Figure data in JSON
>>>
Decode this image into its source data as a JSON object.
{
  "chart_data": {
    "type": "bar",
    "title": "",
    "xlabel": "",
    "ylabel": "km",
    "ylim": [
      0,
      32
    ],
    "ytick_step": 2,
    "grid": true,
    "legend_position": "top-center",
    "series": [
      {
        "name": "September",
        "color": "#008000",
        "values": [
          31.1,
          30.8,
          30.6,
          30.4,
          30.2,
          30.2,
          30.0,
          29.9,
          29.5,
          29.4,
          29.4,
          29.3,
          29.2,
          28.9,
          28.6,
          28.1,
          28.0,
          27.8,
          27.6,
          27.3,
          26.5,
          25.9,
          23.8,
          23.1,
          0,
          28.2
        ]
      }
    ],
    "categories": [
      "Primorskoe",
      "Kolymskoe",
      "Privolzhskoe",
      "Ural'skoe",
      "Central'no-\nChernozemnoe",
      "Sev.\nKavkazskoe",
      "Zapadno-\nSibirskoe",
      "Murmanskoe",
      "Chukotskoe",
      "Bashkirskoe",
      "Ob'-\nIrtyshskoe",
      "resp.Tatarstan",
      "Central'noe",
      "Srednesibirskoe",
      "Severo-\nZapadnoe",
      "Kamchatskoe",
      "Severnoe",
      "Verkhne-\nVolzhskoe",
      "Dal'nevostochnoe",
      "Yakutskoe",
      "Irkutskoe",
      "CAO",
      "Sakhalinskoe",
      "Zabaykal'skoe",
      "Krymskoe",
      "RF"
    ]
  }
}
<<<
**Aim:** Each record above should be restated word for word.

**In response:**
Decode this image into its source data as a JSON object.
{
  "chart_data": {
    "type": "bar",
    "title": "",
    "xlabel": "",
    "ylabel": "km",
    "ylim": [
      0,
      32
    ],
    "ytick_step": 2,
    "grid": true,
    "legend_position": "top-center",
    "series": [
      {
        "name": "September",
        "color": "#008000",
        "values": [
          31.1,
          30.8,
          30.6,
          30.4,
          30.2,
          30.2,
          30.0,
          29.9,
          29.5,
          29.4,
          29.4,
          29.3,
          29.2,
          28.9,
          28.6,
          28.1,
          28.0,
          27.8,
          27.6,
          27.3,
          26.5,
          25.9,
          23.8,
          23.1,
          0,
          28.2
        ]
      }
    ],
    "categories": [
      "Primorskoe",
      "Kolymskoe",
      "Privolzhskoe",
      "Ural'skoe",
      "Central'no-\nChernozemnoe",
      "Sev.\nKavkazskoe",
      "Zapadno-\nSibirskoe",
      "Murmanskoe",
      "Chukotskoe",
      "Bashkirskoe",
      "Ob'-\nIrtyshskoe",
      "resp.Tatarstan",
      "Central'noe",
      "Srednesibirskoe",
      "Severo-\nZapadnoe",
      "Kamchatskoe",
      "Severnoe",
      "Verkhne-\nVolzhskoe",
      "Dal'nevostochnoe",
      "Yakutskoe",
      "Irkutskoe",
      "CAO",
      "Sakhalinskoe",
      "Zabaykal'skoe",
      "Krymskoe",
      "RF"
    ]
  }
}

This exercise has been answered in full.